STATED PROBLEM
The entries need to be copied exactly.

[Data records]
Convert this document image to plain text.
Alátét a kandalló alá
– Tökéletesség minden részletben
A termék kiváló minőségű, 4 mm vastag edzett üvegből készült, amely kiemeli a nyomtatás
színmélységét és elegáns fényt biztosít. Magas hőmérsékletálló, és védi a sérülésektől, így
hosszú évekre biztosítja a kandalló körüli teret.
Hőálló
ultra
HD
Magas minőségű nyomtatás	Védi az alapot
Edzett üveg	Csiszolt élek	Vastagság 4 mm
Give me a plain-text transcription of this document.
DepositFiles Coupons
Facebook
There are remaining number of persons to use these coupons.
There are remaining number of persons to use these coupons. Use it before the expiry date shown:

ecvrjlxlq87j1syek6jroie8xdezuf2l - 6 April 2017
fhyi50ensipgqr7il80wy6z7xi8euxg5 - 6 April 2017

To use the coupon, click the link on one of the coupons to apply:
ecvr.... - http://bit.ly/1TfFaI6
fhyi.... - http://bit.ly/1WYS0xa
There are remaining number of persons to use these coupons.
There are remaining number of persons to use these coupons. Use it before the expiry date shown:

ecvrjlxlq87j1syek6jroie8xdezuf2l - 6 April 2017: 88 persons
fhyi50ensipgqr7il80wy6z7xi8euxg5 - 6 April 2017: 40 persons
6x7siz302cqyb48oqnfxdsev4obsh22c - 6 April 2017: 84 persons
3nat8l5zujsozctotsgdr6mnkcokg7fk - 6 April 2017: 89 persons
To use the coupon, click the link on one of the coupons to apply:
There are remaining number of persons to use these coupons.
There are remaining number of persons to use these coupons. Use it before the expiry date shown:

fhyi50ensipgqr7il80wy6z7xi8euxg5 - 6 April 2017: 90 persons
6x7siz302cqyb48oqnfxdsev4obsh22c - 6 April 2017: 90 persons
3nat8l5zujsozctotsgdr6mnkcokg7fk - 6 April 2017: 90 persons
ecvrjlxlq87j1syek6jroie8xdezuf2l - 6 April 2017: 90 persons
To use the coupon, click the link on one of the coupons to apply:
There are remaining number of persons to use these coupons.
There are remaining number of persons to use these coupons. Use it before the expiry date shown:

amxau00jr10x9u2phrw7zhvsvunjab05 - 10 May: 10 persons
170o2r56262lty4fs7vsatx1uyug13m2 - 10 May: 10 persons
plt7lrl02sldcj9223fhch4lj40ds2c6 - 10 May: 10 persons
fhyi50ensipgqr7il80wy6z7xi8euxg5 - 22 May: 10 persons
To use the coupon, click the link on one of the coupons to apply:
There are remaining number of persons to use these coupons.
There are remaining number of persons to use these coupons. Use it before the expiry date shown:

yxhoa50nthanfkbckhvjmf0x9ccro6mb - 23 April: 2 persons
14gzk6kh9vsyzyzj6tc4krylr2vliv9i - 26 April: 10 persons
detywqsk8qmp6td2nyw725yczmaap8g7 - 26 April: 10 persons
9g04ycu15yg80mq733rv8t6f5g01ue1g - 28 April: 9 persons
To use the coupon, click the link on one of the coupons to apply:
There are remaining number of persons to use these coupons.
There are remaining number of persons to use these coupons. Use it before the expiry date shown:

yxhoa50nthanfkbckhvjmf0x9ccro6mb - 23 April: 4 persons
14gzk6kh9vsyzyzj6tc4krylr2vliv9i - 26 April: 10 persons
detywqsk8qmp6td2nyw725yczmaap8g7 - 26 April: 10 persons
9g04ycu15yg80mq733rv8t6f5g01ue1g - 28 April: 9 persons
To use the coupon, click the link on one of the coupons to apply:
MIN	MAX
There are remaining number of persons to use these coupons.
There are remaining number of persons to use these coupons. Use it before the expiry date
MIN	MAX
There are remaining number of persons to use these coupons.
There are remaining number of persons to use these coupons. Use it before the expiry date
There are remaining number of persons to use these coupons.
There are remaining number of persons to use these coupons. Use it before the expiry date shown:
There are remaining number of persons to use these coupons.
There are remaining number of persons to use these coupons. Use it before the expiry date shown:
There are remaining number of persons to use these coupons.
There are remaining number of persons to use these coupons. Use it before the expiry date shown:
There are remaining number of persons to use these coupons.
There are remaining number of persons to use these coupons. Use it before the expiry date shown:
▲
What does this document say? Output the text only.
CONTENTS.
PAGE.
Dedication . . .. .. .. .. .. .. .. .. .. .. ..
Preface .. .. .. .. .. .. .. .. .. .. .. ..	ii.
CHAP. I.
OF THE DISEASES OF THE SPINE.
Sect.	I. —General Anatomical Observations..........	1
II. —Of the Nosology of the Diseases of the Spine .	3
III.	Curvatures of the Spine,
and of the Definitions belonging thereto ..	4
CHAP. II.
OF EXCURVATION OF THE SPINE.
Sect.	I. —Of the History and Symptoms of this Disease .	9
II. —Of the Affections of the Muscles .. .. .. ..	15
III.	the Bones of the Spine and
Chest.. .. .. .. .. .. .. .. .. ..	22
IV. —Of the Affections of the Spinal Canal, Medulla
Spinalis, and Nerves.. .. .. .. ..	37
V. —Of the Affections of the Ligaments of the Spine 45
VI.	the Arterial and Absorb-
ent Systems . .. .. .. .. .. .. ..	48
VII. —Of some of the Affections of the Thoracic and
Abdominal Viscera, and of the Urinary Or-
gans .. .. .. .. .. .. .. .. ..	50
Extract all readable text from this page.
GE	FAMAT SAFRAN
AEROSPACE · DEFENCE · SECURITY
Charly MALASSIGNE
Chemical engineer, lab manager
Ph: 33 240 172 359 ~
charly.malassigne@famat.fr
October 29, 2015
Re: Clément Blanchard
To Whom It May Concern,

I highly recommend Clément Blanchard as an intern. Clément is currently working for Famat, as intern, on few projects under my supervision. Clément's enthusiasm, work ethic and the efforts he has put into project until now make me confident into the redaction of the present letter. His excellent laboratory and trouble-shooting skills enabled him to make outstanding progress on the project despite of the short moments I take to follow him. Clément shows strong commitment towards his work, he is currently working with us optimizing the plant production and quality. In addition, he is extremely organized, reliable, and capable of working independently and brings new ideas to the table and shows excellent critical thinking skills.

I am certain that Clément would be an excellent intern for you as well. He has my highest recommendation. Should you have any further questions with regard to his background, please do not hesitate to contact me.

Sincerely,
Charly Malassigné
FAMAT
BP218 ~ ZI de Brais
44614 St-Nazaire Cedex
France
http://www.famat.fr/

TASK SOLUTION
Convert this document image to plain text.
Alátét a kandalló alá
– Tökéletesség minden részletben
A termék kiváló minőségű, 4 mm vastag edzett üvegből készült, amely kiemeli a nyomtatás
színmélységét és elegáns fényt biztosít. Magas hőmérsékletálló, és védi a sérülésektől, így
hosszú évekre biztosítja a kandalló körüli teret.
Hőálló
ultra
HD
Magas minőségű nyomtatás	Védi az alapot
Edzett üveg	Csiszolt élek	Vastagság 4 mm
Give me a plain-text transcription of this document.
DepositFiles Coupons
Facebook
There are remaining number of persons to use these coupons.
There are remaining number of persons to use these coupons. Use it before the expiry date shown:

ecvrjlxlq87j1syek6jroie8xdezuf2l - 6 April 2017
fhyi50ensipgqr7il80wy6z7xi8euxg5 - 6 April 2017

To use the coupon, click the link on one of the coupons to apply:
ecvr.... - http://bit.ly/1TfFaI6
fhyi.... - http://bit.ly/1WYS0xa
There are remaining number of persons to use these coupons.
There are remaining number of persons to use these coupons. Use it before the expiry date shown:

ecvrjlxlq87j1syek6jroie8xdezuf2l - 6 April 2017: 88 persons
fhyi50ensipgqr7il80wy6z7xi8euxg5 - 6 April 2017: 40 persons
6x7siz302cqyb48oqnfxdsev4obsh22c - 6 April 2017: 84 persons
3nat8l5zujsozctotsgdr6mnkcokg7fk - 6 April 2017: 89 persons
To use the coupon, click the link on one of the coupons to apply:
There are remaining number of persons to use these coupons.
There are remaining number of persons to use these coupons. Use it before the expiry date shown:

fhyi50ensipgqr7il80wy6z7xi8euxg5 - 6 April 2017: 90 persons
6x7siz302cqyb48oqnfxdsev4obsh22c - 6 April 2017: 90 persons
3nat8l5zujsozctotsgdr6mnkcokg7fk - 6 April 2017: 90 persons
ecvrjlxlq87j1syek6jroie8xdezuf2l - 6 April 2017: 90 persons
To use the coupon, click the link on one of the coupons to apply:
There are remaining number of persons to use these coupons.
There are remaining number of persons to use these coupons. Use it before the expiry date shown:

amxau00jr10x9u2phrw7zhvsvunjab05 - 10 May: 10 persons
170o2r56262lty4fs7vsatx1uyug13m2 - 10 May: 10 persons
plt7lrl02sldcj9223fhch4lj40ds2c6 - 10 May: 10 persons
fhyi50ensipgqr7il80wy6z7xi8euxg5 - 22 May: 10 persons
To use the coupon, click the link on one of the coupons to apply:
There are remaining number of persons to use these coupons.
There are remaining number of persons to use these coupons. Use it before the expiry date shown:

yxhoa50nthanfkbckhvjmf0x9ccro6mb - 23 April: 2 persons
14gzk6kh9vsyzyzj6tc4krylr2vliv9i - 26 April: 10 persons
detywqsk8qmp6td2nyw725yczmaap8g7 - 26 April: 10 persons
9g04ycu15yg80mq733rv8t6f5g01ue1g - 28 April: 9 persons
To use the coupon, click the link on one of the coupons to apply:
There are remaining number of persons to use these coupons.
There are remaining number of persons to use these coupons. Use it before the expiry date shown:

yxhoa50nthanfkbckhvjmf0x9ccro6mb - 23 April: 4 persons
14gzk6kh9vsyzyzj6tc4krylr2vliv9i - 26 April: 10 persons
detywqsk8qmp6td2nyw725yczmaap8g7 - 26 April: 10 persons
9g04ycu15yg80mq733rv8t6f5g01ue1g - 28 April: 9 persons
To use the coupon, click the link on one of the coupons to apply:
MIN	MAX
There are remaining number of persons to use these coupons.
There are remaining number of persons to use these coupons. Use it before the expiry date
MIN	MAX
There are remaining number of persons to use these coupons.
There are remaining number of persons to use these coupons. Use it before the expiry date
There are remaining number of persons to use these coupons.
There are remaining number of persons to use these coupons. Use it before the expiry date shown:
There are remaining number of persons to use these coupons.
There are remaining number of persons to use these coupons. Use it before the expiry date shown:
There are remaining number of persons to use these coupons.
There are remaining number of persons to use these coupons. Use it before the expiry date shown:
There are remaining number of persons to use these coupons.
There are remaining number of persons to use these coupons. Use it before the expiry date shown:
▲
What does this document say? Output the text only.
CONTENTS.
PAGE.
Dedication . . .. .. .. .. .. .. .. .. .. .. ..
Preface .. .. .. .. .. .. .. .. .. .. .. ..	ii.
CHAP. I.
OF THE DISEASES OF THE SPINE.
Sect.	I. —General Anatomical Observations..........	1
II. —Of the Nosology of the Diseases of the Spine .	3
III.	Curvatures of the Spine,
and of the Definitions belonging thereto ..	4
CHAP. II.
OF EXCURVATION OF THE SPINE.
Sect.	I. —Of the History and Symptoms of this Disease .	9
II. —Of the Affections of the Muscles .. .. .. ..	15
III.	the Bones of the Spine and
Chest.. .. .. .. .. .. .. .. .. ..	22
IV. —Of the Affections of the Spinal Canal, Medulla
Spinalis, and Nerves.. .. .. .. ..	37
V. —Of the Affections of the Ligaments of the Spine 45
VI.	the Arterial and Absorb-
ent Systems . .. .. .. .. .. .. ..	48
VII. —Of some of the Affections of the Thoracic and
Abdominal Viscera, and of the Urinary Or-
gans .. .. .. .. .. .. .. .. ..	50
Extract all readable text from this page.
GE	FAMAT SAFRAN
AEROSPACE · DEFENCE · SECURITY
Charly MALASSIGNE
Chemical engineer, lab manager
Ph: 33 240 172 359 ~
charly.malassigne@famat.fr
October 29, 2015
Re: Clément Blanchard
To Whom It May Concern,

I highly recommend Clément Blanchard as an intern. Clément is currently working for Famat, as intern, on few projects under my supervision. Clément's enthusiasm, work ethic and the efforts he has put into project until now make me confident into the redaction of the present letter. His excellent laboratory and trouble-shooting skills enabled him to make outstanding progress on the project despite of the short moments I take to follow him. Clément shows strong commitment towards his work, he is currently working with us optimizing the plant production and quality. In addition, he is extremely organized, reliable, and capable of working independently and brings new ideas to the table and shows excellent critical thinking skills.

I am certain that Clément would be an excellent intern for you as well. He has my highest recommendation. Should you have any further questions with regard to his background, please do not hesitate to contact me.

Sincerely,
Charly Malassigné
FAMAT
BP218 ~ ZI de Brais
44614 St-Nazaire Cedex
France
http://www.famat.fr/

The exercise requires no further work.